begin Data supplied

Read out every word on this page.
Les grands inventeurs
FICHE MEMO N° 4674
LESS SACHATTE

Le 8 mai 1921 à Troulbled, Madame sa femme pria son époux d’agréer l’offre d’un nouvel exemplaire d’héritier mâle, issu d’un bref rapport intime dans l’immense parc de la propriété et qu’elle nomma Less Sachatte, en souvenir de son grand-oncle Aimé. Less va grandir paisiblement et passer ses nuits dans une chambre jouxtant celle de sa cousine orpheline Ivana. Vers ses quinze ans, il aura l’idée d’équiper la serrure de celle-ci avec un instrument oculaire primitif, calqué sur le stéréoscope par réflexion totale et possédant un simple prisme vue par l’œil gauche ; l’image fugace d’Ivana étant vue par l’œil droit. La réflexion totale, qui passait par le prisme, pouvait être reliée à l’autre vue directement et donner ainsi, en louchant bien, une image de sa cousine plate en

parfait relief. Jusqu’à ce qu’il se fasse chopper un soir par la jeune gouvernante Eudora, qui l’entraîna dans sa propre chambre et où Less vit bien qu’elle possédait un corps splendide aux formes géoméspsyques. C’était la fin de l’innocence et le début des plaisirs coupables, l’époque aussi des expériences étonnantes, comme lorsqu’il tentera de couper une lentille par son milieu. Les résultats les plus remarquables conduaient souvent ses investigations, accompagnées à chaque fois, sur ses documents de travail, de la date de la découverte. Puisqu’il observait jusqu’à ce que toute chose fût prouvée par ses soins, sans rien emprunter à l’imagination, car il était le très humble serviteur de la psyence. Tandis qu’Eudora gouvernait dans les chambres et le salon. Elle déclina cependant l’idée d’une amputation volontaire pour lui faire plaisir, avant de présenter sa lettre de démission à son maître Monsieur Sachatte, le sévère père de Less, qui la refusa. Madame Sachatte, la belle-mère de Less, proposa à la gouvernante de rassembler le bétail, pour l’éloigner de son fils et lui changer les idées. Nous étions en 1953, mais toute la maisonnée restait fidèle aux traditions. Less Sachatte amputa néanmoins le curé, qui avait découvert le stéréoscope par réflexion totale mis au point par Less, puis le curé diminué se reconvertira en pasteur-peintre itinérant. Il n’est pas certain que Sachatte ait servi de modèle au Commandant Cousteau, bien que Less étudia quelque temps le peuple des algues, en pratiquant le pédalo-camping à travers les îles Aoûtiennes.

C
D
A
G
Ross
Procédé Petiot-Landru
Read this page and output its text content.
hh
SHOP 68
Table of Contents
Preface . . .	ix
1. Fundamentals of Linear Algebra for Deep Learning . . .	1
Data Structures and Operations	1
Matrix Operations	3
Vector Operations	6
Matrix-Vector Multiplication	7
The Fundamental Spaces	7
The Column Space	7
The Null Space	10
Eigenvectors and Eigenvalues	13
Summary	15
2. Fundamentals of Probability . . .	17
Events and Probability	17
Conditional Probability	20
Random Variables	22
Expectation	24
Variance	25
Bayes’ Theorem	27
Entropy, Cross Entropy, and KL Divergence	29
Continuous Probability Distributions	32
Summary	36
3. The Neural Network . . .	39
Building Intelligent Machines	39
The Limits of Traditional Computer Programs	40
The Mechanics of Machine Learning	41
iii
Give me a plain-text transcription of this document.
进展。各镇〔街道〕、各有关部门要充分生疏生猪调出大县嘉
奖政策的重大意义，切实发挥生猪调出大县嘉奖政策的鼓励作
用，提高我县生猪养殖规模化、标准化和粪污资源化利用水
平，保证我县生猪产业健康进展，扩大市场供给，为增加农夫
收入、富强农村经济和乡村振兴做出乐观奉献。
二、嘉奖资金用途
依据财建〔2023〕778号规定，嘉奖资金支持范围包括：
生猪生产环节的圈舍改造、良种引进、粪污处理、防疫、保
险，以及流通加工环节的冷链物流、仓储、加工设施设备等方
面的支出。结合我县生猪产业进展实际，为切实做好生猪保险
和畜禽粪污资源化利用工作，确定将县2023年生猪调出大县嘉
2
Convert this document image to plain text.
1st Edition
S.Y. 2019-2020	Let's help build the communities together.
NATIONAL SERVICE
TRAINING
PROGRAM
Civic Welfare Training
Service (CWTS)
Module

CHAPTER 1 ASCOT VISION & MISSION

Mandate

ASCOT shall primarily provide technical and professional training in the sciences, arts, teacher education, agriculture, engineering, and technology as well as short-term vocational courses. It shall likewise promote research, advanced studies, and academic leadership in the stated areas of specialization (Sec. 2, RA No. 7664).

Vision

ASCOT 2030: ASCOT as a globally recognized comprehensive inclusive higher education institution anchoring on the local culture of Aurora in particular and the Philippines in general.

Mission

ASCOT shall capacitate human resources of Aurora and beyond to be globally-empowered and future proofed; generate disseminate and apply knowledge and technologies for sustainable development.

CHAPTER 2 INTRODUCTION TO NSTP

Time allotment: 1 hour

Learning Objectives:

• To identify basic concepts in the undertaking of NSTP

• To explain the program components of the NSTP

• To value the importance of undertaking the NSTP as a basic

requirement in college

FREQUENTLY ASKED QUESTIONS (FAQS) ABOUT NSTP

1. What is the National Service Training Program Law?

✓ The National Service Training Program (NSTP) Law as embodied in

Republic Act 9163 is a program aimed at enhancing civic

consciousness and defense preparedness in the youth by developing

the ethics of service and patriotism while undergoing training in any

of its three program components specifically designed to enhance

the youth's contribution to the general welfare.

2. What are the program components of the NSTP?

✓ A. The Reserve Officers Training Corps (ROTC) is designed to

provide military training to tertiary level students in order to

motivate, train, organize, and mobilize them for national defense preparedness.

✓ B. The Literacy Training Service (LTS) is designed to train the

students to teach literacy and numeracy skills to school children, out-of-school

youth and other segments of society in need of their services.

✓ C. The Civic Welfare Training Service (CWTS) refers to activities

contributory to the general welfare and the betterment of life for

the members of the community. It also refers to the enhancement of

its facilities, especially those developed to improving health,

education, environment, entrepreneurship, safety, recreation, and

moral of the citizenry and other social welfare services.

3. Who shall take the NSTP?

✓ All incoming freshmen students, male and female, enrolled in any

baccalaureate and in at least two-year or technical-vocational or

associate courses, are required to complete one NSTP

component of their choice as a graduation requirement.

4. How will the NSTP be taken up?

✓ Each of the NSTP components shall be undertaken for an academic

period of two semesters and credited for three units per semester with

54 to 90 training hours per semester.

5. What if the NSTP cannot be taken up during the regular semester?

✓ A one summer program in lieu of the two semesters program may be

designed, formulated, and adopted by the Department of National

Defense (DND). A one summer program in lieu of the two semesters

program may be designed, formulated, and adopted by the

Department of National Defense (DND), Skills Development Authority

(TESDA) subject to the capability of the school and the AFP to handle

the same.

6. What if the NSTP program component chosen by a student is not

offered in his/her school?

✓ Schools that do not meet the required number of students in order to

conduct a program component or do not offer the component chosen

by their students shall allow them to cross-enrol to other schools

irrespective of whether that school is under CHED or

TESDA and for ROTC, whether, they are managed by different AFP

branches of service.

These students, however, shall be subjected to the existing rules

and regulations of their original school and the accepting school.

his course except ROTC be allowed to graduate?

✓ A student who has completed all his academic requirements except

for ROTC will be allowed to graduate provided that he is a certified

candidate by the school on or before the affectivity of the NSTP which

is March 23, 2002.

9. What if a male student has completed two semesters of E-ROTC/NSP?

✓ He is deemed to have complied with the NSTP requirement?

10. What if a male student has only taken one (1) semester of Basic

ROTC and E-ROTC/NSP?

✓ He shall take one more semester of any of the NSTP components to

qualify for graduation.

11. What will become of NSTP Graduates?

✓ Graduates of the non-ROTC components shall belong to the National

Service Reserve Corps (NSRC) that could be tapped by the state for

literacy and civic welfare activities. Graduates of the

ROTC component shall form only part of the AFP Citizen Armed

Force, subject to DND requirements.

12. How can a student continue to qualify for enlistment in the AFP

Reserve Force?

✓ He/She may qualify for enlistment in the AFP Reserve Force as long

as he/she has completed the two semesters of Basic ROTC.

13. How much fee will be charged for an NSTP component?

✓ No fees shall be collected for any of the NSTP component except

end Data supplied

*The problem*. Read through the lines above and collect those that contain the string "undertaking".

*Task answer*.
• To identify basic concepts in the undertaking of NSTP
• To value the importance of undertaking the NSTP as a basic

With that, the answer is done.